%%

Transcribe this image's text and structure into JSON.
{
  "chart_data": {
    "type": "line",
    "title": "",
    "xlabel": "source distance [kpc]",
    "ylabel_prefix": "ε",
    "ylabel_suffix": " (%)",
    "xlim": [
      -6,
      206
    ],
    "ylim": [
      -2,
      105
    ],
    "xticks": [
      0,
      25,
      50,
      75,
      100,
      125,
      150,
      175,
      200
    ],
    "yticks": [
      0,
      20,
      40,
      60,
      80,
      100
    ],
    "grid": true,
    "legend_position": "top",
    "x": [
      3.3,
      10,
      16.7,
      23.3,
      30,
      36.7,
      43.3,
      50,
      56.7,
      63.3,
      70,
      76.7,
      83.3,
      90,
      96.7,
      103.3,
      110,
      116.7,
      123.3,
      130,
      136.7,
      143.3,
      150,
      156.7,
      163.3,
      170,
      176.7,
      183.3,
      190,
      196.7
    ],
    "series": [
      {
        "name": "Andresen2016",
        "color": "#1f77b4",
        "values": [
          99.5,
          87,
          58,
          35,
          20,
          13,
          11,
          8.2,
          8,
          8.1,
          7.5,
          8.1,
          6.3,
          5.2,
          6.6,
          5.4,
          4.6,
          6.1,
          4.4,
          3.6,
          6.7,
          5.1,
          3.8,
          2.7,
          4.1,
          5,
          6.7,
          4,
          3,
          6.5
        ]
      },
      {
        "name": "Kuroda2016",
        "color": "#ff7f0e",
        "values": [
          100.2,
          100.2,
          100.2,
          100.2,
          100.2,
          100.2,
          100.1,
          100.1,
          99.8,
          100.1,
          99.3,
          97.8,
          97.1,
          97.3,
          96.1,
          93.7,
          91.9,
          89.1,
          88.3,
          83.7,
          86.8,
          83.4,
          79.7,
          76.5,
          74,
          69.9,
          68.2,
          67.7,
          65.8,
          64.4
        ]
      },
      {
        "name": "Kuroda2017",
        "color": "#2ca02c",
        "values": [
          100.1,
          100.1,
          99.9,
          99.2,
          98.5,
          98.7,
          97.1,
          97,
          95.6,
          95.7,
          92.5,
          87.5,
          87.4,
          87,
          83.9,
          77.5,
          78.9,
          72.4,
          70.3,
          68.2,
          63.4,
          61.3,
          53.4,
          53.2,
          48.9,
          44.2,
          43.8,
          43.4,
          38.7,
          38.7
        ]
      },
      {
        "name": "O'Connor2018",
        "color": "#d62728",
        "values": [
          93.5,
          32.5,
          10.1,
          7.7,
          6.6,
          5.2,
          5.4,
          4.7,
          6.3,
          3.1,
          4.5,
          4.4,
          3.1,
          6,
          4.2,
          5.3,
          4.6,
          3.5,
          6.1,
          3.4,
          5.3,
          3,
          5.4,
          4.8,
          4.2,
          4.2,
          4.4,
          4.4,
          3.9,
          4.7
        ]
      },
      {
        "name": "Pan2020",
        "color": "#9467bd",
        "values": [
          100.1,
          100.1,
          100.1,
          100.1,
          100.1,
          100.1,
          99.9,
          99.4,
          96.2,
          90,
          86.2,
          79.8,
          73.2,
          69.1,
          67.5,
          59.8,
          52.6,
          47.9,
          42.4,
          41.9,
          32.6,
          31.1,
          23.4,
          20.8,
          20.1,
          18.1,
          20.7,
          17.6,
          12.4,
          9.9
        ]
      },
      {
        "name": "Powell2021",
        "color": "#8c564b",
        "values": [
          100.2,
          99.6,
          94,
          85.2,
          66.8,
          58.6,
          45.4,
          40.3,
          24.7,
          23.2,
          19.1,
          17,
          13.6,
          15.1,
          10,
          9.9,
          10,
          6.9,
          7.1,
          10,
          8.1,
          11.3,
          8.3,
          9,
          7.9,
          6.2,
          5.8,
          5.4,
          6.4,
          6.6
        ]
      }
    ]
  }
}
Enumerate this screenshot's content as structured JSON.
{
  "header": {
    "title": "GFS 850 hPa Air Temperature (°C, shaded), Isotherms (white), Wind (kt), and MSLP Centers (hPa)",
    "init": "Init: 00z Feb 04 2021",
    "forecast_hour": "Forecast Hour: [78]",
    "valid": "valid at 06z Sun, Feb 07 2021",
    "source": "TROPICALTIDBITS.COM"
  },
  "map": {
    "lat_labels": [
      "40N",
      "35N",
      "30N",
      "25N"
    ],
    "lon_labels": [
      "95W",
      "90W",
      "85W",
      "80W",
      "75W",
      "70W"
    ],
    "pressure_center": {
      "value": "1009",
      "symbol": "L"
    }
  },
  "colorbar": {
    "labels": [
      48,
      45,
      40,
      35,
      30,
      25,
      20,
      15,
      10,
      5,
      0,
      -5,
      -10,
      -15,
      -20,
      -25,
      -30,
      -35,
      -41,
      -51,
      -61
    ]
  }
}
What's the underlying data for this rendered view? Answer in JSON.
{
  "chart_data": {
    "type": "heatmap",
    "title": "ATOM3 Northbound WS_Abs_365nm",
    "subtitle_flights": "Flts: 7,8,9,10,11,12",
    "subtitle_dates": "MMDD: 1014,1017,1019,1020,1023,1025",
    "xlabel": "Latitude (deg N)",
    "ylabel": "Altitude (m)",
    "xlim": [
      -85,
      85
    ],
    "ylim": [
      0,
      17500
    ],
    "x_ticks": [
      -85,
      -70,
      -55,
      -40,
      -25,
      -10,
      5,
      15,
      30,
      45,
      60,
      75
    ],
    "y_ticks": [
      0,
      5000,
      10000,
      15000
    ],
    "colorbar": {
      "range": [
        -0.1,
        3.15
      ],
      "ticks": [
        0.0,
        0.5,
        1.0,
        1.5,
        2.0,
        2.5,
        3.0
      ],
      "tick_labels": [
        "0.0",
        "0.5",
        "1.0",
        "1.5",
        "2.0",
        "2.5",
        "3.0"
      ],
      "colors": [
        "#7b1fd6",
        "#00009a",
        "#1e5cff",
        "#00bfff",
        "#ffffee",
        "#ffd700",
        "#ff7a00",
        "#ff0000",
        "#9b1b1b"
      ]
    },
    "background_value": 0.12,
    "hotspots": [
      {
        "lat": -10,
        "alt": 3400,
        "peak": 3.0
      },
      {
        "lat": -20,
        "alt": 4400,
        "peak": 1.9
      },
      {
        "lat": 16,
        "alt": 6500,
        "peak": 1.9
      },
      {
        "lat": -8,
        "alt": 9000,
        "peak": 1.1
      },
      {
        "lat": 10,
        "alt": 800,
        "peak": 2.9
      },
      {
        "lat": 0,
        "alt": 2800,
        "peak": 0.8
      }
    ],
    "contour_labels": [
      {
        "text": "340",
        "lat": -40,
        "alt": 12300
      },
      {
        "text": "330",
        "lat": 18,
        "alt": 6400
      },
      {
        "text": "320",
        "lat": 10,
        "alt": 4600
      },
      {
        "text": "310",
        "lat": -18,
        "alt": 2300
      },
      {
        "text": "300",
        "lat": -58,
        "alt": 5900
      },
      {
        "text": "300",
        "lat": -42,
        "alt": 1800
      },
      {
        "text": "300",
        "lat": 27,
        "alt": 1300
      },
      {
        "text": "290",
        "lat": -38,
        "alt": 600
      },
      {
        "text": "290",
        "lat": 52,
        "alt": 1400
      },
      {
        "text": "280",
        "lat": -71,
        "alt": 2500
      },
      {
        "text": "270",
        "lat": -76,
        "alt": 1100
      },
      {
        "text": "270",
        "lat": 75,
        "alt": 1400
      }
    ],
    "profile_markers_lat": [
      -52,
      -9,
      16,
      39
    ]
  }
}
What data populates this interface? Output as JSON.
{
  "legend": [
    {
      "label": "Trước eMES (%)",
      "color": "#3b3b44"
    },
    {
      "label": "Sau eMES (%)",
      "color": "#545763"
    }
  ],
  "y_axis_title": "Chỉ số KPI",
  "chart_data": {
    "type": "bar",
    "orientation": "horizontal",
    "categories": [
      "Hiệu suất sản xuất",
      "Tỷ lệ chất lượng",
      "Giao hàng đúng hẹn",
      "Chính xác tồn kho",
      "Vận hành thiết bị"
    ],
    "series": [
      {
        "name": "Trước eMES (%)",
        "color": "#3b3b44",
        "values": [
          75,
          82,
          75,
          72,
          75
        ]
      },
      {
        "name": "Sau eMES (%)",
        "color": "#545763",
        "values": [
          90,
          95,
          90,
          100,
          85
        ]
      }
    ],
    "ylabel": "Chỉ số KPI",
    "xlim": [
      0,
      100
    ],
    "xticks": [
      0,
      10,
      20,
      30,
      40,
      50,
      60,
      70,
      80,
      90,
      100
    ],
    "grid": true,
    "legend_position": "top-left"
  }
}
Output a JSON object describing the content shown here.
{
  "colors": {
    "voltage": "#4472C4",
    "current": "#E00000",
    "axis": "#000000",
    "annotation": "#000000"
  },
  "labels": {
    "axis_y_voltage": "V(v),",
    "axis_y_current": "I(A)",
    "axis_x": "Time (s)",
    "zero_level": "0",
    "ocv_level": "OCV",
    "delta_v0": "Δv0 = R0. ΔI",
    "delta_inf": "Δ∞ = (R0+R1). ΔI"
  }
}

%%

### Goal
Report how many lines in the data contain the word "peak", with no words besides the number.

### Finished exercise
6